Job ::
Repeat the listing in full. Nothing may be added or left out.

== Excerpted records

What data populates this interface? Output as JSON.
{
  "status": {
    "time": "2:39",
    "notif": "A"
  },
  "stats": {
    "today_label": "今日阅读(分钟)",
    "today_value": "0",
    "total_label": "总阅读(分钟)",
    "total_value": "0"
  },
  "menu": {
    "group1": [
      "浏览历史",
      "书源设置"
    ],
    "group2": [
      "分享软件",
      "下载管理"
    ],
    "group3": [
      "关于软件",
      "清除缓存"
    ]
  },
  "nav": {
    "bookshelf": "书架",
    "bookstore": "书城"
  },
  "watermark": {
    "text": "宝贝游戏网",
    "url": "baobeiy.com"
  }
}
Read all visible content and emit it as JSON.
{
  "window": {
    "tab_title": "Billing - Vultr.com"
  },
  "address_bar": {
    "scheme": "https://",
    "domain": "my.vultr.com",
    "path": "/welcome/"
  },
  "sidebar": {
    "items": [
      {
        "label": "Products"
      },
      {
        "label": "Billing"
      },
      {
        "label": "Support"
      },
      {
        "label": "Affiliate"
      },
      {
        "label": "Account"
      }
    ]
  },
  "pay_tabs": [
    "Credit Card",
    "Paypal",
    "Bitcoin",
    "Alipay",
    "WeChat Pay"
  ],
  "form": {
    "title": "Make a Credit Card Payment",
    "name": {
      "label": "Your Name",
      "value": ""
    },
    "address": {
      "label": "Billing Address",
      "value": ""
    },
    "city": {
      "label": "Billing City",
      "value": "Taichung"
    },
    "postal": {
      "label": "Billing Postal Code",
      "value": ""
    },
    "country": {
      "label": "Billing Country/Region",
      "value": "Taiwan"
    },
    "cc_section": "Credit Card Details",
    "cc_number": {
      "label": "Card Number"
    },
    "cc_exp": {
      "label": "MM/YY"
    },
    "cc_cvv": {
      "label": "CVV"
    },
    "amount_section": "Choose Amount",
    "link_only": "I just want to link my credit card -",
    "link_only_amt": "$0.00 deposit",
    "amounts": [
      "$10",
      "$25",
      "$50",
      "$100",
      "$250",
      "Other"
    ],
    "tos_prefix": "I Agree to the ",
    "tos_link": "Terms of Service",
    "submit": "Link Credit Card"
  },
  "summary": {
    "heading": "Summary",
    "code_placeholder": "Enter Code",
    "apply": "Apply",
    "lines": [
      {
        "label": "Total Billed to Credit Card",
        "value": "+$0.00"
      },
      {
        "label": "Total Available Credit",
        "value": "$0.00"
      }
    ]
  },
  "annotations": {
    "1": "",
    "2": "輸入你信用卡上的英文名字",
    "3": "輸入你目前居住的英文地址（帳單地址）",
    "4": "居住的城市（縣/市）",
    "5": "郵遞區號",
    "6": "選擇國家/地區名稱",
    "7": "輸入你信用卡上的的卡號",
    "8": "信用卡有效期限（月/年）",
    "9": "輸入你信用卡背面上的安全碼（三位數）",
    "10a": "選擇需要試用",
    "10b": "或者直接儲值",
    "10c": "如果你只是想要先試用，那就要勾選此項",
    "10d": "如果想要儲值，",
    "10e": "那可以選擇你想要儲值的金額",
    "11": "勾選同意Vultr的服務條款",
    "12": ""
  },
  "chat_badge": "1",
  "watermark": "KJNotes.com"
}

====

Written reply ::
What data populates this interface? Output as JSON.
{
  "status": {
    "time": "2:39",
    "notif": "A"
  },
  "stats": {
    "today_label": "今日阅读(分钟)",
    "today_value": "0",
    "total_label": "总阅读(分钟)",
    "total_value": "0"
  },
  "menu": {
    "group1": [
      "浏览历史",
      "书源设置"
    ],
    "group2": [
      "分享软件",
      "下载管理"
    ],
    "group3": [
      "关于软件",
      "清除缓存"
    ]
  },
  "nav": {
    "bookshelf": "书架",
    "bookstore": "书城"
  },
  "watermark": {
    "text": "宝贝游戏网",
    "url": "baobeiy.com"
  }
}
Read all visible content and emit it as JSON.
{
  "window": {
    "tab_title": "Billing - Vultr.com"
  },
  "address_bar": {
    "scheme": "https://",
    "domain": "my.vultr.com",
    "path": "/welcome/"
  },
  "sidebar": {
    "items": [
      {
        "label": "Products"
      },
      {
        "label": "Billing"
      },
      {
        "label": "Support"
      },
      {
        "label": "Affiliate"
      },
      {
        "label": "Account"
      }
    ]
  },
  "pay_tabs": [
    "Credit Card",
    "Paypal",
    "Bitcoin",
    "Alipay",
    "WeChat Pay"
  ],
  "form": {
    "title": "Make a Credit Card Payment",
    "name": {
      "label": "Your Name",
      "value": ""
    },
    "address": {
      "label": "Billing Address",
      "value": ""
    },
    "city": {
      "label": "Billing City",
      "value": "Taichung"
    },
    "postal": {
      "label": "Billing Postal Code",
      "value": ""
    },
    "country": {
      "label": "Billing Country/Region",
      "value": "Taiwan"
    },
    "cc_section": "Credit Card Details",
    "cc_number": {
      "label": "Card Number"
    },
    "cc_exp": {
      "label": "MM/YY"
    },
    "cc_cvv": {
      "label": "CVV"
    },
    "amount_section": "Choose Amount",
    "link_only": "I just want to link my credit card -",
    "link_only_amt": "$0.00 deposit",
    "amounts": [
      "$10",
      "$25",
      "$50",
      "$100",
      "$250",
      "Other"
    ],
    "tos_prefix": "I Agree to the ",
    "tos_link": "Terms of Service",
    "submit": "Link Credit Card"
  },
  "summary": {
    "heading": "Summary",
    "code_placeholder": "Enter Code",
    "apply": "Apply",
    "lines": [
      {
        "label": "Total Billed to Credit Card",
        "value": "+$0.00"
      },
      {
        "label": "Total Available Credit",
        "value": "$0.00"
      }
    ]
  },
  "annotations": {
    "1": "",
    "2": "輸入你信用卡上的英文名字",
    "3": "輸入你目前居住的英文地址（帳單地址）",
    "4": "居住的城市（縣/市）",
    "5": "郵遞區號",
    "6": "選擇國家/地區名稱",
    "7": "輸入你信用卡上的的卡號",
    "8": "信用卡有效期限（月/年）",
    "9": "輸入你信用卡背面上的安全碼（三位數）",
    "10a": "選擇需要試用",
    "10b": "或者直接儲值",
    "10c": "如果你只是想要先試用，那就要勾選此項",
    "10d": "如果想要儲值，",
    "10e": "那可以選擇你想要儲值的金額",
    "11": "勾選同意Vultr的服務條款",
    "12": ""
  },
  "chat_badge": "1",
  "watermark": "KJNotes.com"
}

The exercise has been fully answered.